begin

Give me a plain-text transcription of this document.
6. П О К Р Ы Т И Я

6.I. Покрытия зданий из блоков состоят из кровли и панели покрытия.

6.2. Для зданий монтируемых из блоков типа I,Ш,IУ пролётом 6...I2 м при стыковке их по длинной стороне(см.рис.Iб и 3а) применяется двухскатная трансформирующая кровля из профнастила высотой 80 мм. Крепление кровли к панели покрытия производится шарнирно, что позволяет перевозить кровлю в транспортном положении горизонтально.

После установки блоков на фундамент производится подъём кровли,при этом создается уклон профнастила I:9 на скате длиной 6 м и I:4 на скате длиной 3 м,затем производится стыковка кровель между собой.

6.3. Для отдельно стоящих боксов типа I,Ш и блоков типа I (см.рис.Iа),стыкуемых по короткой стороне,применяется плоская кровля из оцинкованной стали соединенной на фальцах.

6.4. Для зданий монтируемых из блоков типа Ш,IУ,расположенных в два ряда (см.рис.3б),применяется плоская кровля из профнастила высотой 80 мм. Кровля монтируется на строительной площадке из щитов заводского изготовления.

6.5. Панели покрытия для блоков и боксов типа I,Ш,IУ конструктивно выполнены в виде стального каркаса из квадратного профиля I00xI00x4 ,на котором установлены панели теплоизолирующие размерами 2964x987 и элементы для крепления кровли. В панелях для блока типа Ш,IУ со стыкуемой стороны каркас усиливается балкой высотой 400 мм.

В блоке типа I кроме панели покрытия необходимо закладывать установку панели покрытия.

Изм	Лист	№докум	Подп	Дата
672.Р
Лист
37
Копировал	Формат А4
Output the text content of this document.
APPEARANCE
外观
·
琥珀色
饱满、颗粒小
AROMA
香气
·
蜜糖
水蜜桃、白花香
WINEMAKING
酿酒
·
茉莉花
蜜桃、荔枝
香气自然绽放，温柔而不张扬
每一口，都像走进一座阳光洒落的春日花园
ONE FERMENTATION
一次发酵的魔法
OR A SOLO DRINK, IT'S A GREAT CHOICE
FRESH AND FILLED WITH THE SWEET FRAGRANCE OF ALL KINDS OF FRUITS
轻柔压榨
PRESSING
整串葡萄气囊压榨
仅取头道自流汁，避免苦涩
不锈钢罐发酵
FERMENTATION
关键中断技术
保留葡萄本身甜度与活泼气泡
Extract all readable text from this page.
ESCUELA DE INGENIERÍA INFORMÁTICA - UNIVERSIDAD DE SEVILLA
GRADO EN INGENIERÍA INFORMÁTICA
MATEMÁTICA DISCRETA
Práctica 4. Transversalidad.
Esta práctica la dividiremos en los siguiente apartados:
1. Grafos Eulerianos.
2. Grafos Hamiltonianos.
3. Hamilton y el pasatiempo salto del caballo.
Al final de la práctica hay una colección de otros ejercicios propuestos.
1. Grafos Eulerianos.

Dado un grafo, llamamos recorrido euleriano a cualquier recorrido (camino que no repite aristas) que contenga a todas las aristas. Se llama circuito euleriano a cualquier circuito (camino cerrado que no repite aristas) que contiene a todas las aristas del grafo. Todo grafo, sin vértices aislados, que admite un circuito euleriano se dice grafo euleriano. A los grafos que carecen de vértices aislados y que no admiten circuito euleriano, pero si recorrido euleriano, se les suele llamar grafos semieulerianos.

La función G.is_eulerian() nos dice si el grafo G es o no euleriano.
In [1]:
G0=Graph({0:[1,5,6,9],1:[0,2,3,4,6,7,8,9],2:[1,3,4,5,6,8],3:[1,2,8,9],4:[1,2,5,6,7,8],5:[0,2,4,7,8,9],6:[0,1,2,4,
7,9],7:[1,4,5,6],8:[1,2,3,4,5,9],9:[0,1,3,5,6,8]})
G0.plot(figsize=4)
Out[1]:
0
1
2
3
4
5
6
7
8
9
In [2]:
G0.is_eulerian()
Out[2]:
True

end

Find the lines holding "покрытия" and list every one.

6.I. Покрытия зданий из блоков состоят из кровли и панели покрытия.
6.2. Для зданий монтируемых из блоков типа I,Ш,IУ пролётом 6...I2 м при стыковке их по длинной стороне(см.рис.Iб и 3а) применяется двухскатная трансформирующая кровля из профнастила высотой 80 мм. Крепление кровли к панели покрытия производится шарнирно, что позволяет перевозить кровлю в транспортном положении горизонтально.
6.5. Панели покрытия для блоков и боксов типа I,Ш,IУ конструктивно выполнены в виде стального каркаса из квадратного профиля I00xI00x4 ,на котором установлены панели теплоизолирующие размерами 2964x987 и элементы для крепления кровли. В панелях для блока типа Ш,IУ со стыкуемой стороны каркас усиливается балкой высотой 400 мм.
В блоке типа I кроме панели покрытия необходимо закладывать установку панели покрытия.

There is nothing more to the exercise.